* _DATA SUPPLIED_
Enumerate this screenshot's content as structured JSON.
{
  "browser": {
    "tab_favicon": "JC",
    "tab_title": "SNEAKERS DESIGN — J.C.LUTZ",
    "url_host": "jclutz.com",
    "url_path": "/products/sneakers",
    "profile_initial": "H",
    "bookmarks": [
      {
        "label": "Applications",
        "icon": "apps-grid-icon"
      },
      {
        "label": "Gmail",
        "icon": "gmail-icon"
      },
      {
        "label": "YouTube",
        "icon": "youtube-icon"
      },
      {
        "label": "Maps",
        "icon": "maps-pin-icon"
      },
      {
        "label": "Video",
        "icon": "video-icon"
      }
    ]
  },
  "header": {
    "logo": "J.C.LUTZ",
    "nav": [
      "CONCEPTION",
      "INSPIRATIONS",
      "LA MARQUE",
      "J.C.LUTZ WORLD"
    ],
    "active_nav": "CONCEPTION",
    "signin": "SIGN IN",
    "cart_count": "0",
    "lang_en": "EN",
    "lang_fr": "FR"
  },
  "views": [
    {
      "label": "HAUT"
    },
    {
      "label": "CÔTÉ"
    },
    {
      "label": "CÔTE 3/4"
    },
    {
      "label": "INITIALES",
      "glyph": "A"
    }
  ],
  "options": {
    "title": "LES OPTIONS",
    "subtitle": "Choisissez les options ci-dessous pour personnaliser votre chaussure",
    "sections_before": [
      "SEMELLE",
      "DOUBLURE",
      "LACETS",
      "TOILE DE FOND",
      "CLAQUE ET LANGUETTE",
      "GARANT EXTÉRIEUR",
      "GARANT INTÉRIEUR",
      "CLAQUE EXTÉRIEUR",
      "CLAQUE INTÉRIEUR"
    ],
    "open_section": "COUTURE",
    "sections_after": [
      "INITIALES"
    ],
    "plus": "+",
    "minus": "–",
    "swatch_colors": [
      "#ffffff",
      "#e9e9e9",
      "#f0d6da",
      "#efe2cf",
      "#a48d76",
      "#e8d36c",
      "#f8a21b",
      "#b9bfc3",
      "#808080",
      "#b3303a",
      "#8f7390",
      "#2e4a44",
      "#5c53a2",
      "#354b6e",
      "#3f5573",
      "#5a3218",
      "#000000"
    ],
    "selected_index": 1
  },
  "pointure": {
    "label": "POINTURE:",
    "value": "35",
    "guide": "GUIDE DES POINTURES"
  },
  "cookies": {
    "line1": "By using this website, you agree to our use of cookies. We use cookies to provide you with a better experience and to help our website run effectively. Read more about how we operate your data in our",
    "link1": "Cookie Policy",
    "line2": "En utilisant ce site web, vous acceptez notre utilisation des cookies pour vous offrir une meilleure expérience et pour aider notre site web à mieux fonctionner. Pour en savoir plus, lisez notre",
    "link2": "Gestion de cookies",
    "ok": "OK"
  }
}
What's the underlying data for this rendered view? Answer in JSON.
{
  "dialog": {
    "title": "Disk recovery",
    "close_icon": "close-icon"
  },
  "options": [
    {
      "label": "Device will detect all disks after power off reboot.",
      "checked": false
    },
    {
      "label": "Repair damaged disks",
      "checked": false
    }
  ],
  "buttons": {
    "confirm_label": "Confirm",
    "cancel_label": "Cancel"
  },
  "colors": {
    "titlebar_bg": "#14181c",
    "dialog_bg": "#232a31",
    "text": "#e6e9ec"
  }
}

* _AIM OF THE EXERCISE_
Copy each line above where the string "plus" occurs.

* _WRITTEN ANSWER_
    "plus": "+",
    "line2": "En utilisant ce site web, vous acceptez notre utilisation des cookies pour vous offrir une meilleure expérience et pour aider notre site web à mieux fonctionner. Pour en savoir plus, lisez notre",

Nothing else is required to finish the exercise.